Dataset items
start
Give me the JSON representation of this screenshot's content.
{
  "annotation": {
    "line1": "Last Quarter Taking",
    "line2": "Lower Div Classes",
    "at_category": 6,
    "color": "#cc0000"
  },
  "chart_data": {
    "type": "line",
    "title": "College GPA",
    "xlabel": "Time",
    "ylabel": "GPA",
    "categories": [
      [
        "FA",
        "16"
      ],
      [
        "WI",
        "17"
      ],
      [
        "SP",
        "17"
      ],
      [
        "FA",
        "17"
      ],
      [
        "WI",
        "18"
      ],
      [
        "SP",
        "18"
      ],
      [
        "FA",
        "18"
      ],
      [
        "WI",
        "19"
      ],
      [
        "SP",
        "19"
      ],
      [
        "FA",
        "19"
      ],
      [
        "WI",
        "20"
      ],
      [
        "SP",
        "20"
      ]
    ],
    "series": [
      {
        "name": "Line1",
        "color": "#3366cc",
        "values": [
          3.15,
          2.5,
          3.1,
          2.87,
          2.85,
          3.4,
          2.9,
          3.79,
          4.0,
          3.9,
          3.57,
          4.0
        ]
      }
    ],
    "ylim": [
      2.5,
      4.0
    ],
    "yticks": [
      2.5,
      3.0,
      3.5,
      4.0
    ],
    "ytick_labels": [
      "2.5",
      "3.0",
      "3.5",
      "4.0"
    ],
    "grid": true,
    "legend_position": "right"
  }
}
end
Reproduce all data above, unchanged.

Give me the JSON representation of this screenshot's content.
{
  "annotation": {
    "line1": "Last Quarter Taking",
    "line2": "Lower Div Classes",
    "at_category": 6,
    "color": "#cc0000"
  },
  "chart_data": {
    "type": "line",
    "title": "College GPA",
    "xlabel": "Time",
    "ylabel": "GPA",
    "categories": [
      [
        "FA",
        "16"
      ],
      [
        "WI",
        "17"
      ],
      [
        "SP",
        "17"
      ],
      [
        "FA",
        "17"
      ],
      [
        "WI",
        "18"
      ],
      [
        "SP",
        "18"
      ],
      [
        "FA",
        "18"
      ],
      [
        "WI",
        "19"
      ],
      [
        "SP",
        "19"
      ],
      [
        "FA",
        "19"
      ],
      [
        "WI",
        "20"
      ],
      [
        "SP",
        "20"
      ]
    ],
    "series": [
      {
        "name": "Line1",
        "color": "#3366cc",
        "values": [
          3.15,
          2.5,
          3.1,
          2.87,
          2.85,
          3.4,
          2.9,
          3.79,
          4.0,
          3.9,
          3.57,
          4.0
        ]
      }
    ],
    "ylim": [
      2.5,
      4.0
    ],
    "yticks": [
      2.5,
      3.0,
      3.5,
      4.0
    ],
    "ytick_labels": [
      "2.5",
      "3.0",
      "3.5",
      "4.0"
    ],
    "grid": true,
    "legend_position": "right"
  }
}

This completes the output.